DATASET EXCERPTS start

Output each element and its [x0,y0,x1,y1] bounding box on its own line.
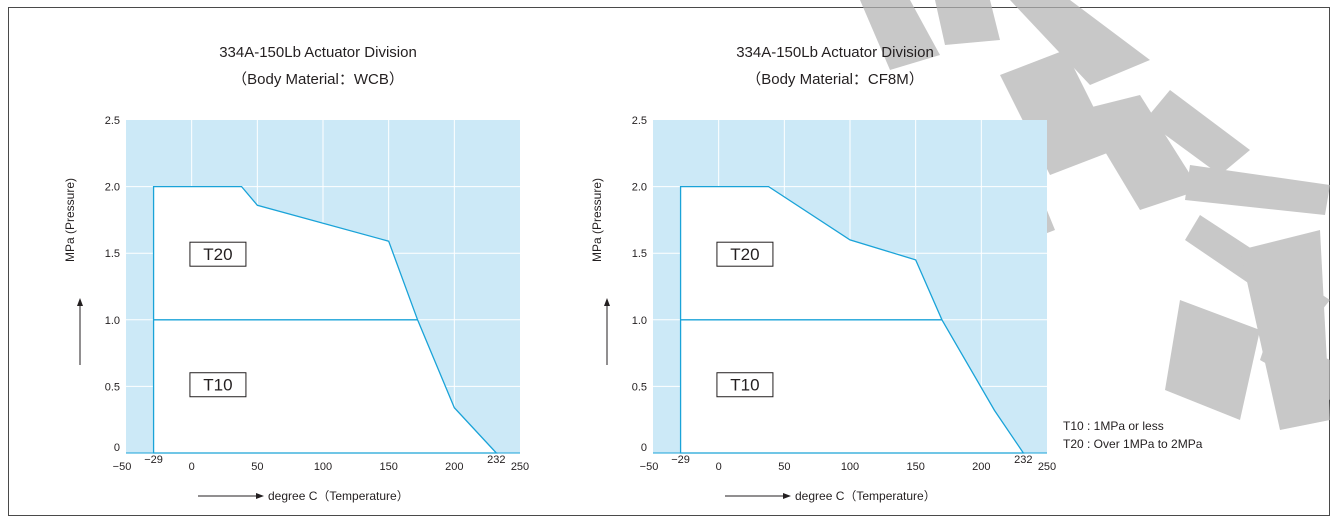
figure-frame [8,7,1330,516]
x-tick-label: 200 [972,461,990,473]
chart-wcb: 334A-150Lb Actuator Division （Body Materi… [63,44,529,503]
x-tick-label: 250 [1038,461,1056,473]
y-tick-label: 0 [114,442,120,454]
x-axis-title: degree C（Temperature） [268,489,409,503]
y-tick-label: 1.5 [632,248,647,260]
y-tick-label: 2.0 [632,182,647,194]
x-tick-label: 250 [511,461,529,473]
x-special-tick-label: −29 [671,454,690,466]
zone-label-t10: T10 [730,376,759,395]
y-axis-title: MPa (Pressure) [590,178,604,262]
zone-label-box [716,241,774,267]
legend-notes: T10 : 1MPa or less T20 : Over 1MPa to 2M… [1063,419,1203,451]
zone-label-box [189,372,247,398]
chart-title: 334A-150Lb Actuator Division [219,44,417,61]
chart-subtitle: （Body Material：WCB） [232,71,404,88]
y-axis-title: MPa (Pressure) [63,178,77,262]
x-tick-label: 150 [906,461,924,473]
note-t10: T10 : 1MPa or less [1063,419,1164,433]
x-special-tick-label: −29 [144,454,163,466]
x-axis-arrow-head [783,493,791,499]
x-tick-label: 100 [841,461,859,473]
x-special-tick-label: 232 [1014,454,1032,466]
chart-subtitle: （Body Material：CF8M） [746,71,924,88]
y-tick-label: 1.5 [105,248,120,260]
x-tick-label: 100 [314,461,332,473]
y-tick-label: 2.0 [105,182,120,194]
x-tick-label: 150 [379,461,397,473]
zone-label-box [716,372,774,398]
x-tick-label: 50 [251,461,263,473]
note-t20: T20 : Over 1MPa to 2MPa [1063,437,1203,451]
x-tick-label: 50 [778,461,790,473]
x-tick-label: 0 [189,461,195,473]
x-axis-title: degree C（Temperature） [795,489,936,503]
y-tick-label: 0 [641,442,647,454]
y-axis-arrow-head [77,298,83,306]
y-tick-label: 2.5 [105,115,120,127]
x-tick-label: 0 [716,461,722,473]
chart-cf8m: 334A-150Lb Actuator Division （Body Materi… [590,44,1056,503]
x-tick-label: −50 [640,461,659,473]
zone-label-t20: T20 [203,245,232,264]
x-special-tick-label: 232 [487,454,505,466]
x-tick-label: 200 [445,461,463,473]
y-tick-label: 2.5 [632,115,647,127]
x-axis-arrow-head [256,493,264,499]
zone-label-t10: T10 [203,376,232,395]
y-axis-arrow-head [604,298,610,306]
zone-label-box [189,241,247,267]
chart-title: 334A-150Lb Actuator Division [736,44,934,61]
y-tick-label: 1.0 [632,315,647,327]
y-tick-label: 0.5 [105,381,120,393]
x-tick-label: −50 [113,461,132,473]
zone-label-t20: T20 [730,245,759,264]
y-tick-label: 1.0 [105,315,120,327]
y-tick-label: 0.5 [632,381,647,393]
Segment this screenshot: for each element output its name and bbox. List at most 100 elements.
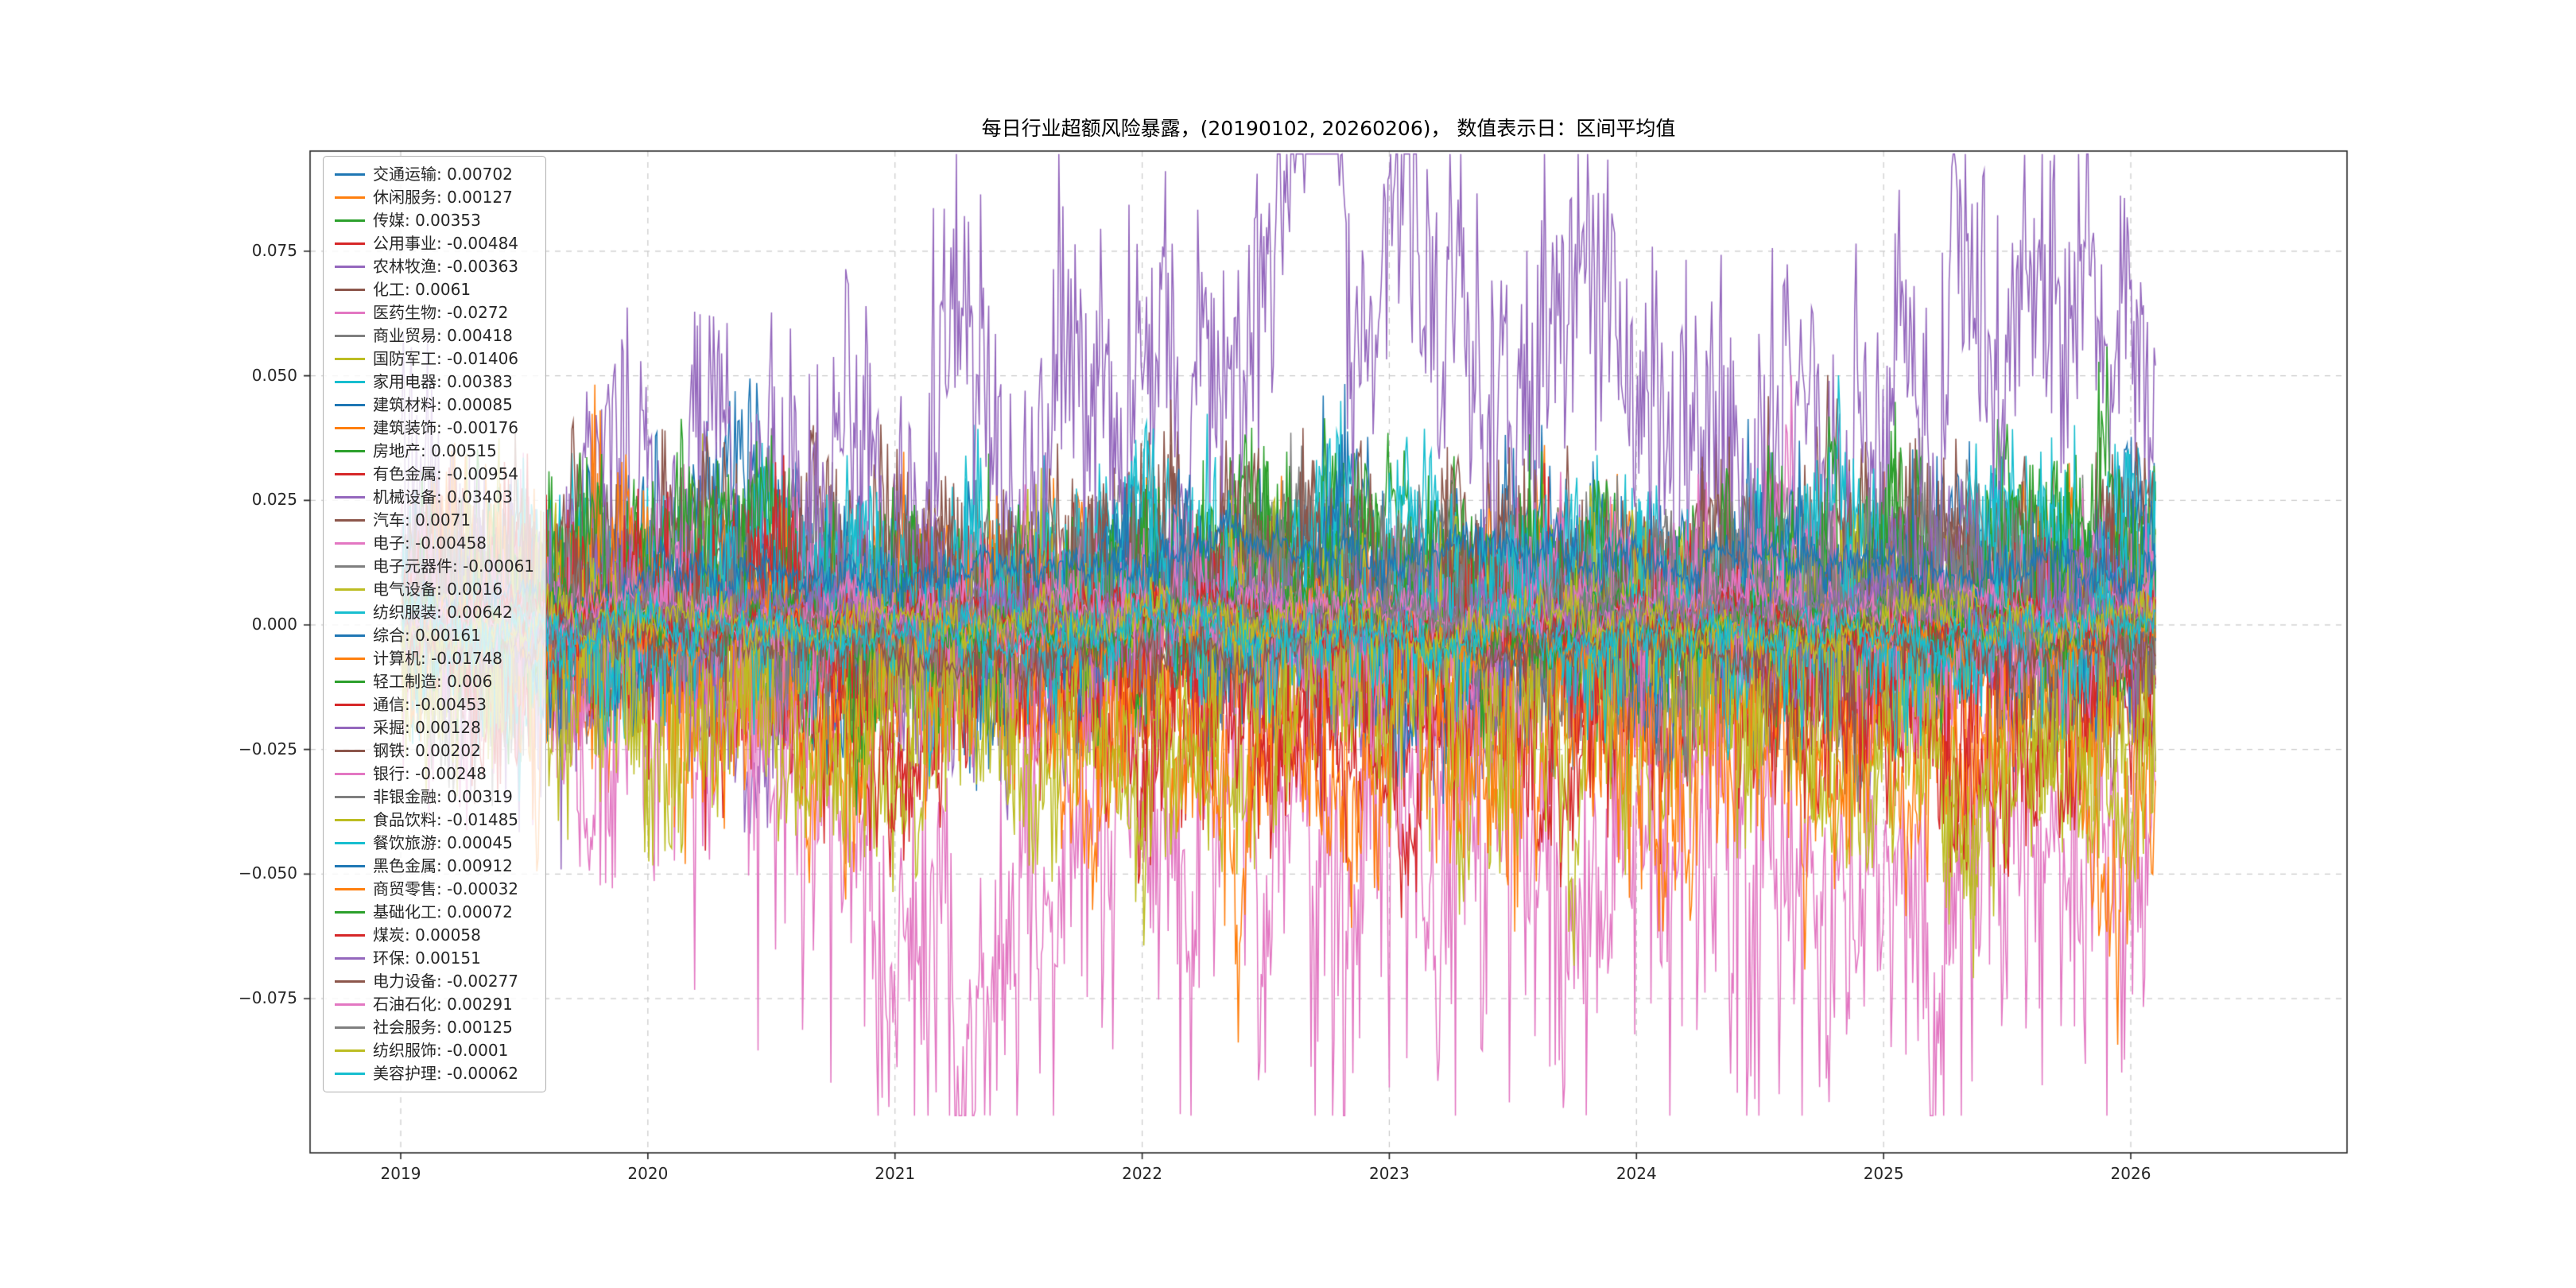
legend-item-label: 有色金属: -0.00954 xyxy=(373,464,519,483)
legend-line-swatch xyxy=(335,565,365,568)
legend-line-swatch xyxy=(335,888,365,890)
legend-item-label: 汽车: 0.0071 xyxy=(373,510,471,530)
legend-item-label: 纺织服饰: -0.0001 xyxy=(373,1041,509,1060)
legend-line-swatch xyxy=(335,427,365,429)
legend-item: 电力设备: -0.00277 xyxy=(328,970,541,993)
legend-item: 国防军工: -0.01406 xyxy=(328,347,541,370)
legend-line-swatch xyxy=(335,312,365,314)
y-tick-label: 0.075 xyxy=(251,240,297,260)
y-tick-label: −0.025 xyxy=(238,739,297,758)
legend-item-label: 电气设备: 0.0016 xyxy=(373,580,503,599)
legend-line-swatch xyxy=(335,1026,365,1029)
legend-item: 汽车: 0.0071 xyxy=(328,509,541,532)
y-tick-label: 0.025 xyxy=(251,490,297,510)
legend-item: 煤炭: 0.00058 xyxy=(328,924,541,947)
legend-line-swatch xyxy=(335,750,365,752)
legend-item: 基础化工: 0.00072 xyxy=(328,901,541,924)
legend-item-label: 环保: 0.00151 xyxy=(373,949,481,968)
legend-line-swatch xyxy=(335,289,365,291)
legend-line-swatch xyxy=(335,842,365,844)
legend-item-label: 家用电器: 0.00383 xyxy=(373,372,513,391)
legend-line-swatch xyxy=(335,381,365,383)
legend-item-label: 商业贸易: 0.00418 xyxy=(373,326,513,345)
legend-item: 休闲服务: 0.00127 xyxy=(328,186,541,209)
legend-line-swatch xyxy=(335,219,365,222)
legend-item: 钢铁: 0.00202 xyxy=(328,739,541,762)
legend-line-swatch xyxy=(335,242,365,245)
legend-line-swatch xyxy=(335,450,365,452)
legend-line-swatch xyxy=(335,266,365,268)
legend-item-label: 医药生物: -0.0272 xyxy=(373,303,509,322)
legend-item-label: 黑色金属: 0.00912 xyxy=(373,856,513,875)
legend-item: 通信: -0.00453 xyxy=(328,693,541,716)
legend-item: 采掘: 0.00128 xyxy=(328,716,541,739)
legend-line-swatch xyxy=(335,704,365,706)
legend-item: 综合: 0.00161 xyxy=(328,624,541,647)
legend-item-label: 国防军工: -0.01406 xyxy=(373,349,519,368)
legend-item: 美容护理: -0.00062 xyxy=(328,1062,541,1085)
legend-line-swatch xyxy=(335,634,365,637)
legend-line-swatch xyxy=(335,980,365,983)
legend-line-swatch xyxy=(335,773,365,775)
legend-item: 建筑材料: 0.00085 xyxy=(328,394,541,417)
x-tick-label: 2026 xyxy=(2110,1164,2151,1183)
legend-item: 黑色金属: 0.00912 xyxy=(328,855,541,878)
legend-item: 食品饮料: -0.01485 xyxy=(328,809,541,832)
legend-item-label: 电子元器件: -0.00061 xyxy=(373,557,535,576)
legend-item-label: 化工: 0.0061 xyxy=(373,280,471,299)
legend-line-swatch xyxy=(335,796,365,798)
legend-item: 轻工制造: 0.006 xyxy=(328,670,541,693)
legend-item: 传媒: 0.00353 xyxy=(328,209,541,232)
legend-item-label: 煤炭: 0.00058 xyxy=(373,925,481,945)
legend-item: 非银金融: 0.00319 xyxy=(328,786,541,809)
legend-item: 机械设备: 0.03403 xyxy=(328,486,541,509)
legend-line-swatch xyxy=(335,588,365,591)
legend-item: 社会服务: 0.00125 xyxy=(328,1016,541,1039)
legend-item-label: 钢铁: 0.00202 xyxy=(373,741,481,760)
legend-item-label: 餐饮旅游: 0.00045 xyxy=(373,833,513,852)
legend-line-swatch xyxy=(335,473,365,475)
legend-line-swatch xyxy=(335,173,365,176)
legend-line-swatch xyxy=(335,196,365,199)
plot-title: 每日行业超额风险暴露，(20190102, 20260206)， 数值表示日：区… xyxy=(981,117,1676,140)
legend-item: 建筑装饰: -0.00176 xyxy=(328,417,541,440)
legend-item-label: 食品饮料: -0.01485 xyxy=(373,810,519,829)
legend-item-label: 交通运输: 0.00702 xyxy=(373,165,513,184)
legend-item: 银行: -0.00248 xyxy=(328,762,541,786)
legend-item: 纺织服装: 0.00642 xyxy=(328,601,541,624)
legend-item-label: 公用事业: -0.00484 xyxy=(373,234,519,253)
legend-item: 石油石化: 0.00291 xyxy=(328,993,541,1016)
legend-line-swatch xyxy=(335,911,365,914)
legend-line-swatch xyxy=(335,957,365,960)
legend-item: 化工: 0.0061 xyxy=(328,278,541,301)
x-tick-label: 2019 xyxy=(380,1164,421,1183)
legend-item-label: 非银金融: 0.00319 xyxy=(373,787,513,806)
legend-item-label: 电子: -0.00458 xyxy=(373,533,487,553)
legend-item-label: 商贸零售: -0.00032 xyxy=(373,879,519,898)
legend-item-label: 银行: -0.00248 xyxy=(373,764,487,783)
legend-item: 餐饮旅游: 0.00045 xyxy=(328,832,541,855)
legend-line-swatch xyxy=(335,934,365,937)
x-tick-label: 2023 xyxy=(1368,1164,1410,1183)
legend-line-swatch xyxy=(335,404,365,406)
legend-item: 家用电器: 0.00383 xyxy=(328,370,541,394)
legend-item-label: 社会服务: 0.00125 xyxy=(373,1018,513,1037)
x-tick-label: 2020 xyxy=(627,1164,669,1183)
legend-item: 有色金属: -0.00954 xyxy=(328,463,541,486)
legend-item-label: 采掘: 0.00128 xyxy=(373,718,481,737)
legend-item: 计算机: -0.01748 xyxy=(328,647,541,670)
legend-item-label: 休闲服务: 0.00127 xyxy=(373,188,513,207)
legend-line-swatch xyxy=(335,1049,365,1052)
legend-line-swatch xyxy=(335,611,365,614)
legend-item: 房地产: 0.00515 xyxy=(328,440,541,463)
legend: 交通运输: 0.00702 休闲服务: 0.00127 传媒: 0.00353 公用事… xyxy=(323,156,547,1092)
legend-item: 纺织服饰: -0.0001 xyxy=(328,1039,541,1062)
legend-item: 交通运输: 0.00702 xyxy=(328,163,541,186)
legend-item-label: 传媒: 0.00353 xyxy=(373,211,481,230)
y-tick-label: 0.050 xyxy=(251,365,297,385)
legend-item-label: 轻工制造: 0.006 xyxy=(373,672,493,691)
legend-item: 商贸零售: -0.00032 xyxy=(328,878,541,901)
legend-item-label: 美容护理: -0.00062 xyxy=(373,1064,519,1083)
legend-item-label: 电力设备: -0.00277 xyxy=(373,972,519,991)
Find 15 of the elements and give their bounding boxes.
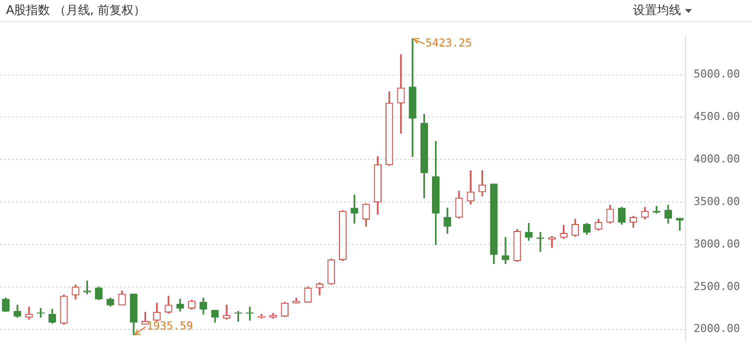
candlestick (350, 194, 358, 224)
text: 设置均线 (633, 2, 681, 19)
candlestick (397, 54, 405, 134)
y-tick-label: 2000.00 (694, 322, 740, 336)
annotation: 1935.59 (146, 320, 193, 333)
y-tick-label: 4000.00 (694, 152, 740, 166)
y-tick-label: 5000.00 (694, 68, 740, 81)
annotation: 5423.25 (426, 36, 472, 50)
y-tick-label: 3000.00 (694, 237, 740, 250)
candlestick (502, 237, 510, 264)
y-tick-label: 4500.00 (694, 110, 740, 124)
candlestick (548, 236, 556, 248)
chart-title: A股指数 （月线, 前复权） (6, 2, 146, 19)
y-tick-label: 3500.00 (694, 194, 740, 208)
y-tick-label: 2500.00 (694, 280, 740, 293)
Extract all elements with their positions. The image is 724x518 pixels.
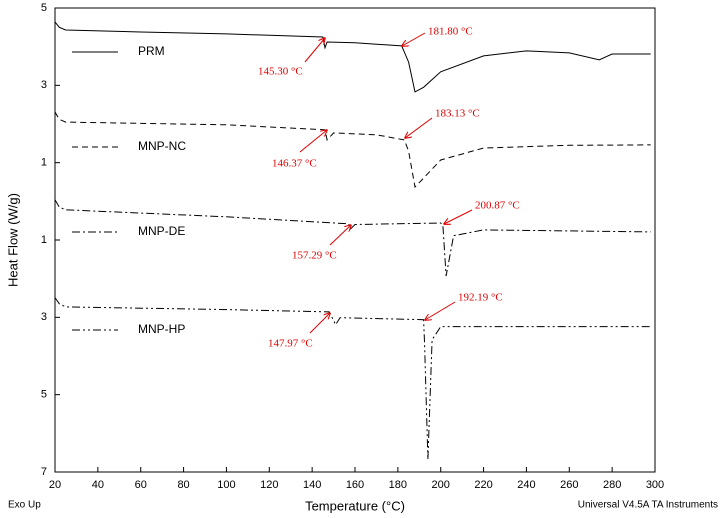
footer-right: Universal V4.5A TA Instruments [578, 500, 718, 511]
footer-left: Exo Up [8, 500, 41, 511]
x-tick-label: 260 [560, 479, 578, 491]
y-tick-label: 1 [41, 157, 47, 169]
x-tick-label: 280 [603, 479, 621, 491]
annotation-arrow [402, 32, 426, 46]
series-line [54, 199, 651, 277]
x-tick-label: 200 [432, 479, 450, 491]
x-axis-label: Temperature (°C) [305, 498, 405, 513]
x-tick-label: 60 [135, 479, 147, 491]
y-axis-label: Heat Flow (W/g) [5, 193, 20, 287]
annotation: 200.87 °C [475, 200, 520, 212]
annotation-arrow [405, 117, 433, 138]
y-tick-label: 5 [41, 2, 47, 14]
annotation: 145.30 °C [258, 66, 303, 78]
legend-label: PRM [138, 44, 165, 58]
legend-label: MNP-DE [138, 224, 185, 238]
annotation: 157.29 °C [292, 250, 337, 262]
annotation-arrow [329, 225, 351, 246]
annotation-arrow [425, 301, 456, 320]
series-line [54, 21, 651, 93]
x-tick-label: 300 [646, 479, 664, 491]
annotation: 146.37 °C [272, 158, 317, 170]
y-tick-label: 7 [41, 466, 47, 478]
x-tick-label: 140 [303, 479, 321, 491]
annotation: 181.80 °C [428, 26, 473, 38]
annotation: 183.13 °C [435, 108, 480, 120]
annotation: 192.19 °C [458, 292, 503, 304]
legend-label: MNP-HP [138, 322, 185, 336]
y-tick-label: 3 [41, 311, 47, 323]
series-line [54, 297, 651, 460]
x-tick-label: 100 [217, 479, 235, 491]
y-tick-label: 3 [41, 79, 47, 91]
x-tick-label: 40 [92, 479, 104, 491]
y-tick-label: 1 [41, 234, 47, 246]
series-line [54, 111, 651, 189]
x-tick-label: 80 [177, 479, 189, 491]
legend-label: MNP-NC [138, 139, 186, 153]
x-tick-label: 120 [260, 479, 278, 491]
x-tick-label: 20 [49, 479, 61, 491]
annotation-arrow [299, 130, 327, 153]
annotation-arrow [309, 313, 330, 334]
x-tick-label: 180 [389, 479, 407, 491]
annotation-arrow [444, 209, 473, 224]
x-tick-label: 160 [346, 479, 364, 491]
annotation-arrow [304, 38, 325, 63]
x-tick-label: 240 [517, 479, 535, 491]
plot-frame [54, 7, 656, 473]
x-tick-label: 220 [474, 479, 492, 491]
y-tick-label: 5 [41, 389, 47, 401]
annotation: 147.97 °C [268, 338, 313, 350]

DATASET EXCERPTS end

WORK TO BE COMPLETED: Copy out, unchanged and in order, the part of the records that opens with the line containing "figure-frame [8,7,1330,516]" and closes with the line containing "zone-label-t10: T10 [730,376,759,395]", including both of those lines.

WRITTEN SOLUTION:
figure-frame [8,7,1330,516]
x-tick-label: 200 [972,461,990,473]
chart-wcb: 334A-150Lb Actuator Division （Body Materi… [63,44,529,503]
x-tick-label: 250 [1038,461,1056,473]
y-tick-label: 0 [114,442,120,454]
x-axis-title: degree C（Temperature） [268,489,409,503]
y-tick-label: 1.5 [632,248,647,260]
y-tick-label: 2.0 [632,182,647,194]
x-tick-label: 250 [511,461,529,473]
x-special-tick-label: −29 [671,454,690,466]
zone-label-t10: T10 [730,376,759,395]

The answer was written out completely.